Problem statement: Where a line in the listing contains the string "this", copy that line out.

Exercise material:

--------------------------------

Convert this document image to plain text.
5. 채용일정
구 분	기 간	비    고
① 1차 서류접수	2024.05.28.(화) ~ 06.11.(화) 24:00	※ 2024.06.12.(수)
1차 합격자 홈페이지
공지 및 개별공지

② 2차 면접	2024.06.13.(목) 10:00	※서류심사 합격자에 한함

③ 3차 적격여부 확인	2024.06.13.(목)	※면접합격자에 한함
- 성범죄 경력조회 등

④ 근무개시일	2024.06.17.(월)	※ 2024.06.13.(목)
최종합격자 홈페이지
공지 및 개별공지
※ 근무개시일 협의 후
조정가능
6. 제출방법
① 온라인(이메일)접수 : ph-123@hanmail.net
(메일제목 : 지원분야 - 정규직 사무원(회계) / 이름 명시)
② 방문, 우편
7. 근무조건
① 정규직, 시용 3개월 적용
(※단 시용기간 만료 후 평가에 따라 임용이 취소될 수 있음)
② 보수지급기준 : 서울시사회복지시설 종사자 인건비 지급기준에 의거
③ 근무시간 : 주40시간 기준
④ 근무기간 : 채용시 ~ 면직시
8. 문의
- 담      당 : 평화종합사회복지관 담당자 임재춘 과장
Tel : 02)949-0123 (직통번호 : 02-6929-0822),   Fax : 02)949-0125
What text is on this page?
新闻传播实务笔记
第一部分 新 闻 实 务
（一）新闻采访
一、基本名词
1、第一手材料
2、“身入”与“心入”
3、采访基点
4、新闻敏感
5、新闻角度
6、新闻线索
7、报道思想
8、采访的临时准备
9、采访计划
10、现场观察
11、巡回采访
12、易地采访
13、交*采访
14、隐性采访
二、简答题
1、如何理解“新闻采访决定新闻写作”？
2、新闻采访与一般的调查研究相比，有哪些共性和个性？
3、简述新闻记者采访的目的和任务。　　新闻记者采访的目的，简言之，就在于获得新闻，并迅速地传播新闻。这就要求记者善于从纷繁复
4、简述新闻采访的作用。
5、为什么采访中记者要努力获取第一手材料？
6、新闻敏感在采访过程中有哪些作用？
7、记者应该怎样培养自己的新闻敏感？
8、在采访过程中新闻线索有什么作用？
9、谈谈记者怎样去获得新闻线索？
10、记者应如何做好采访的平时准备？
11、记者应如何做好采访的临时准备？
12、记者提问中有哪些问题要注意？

--------------------------------

Written response:
Convert this document image to plain text.
What text is on this page?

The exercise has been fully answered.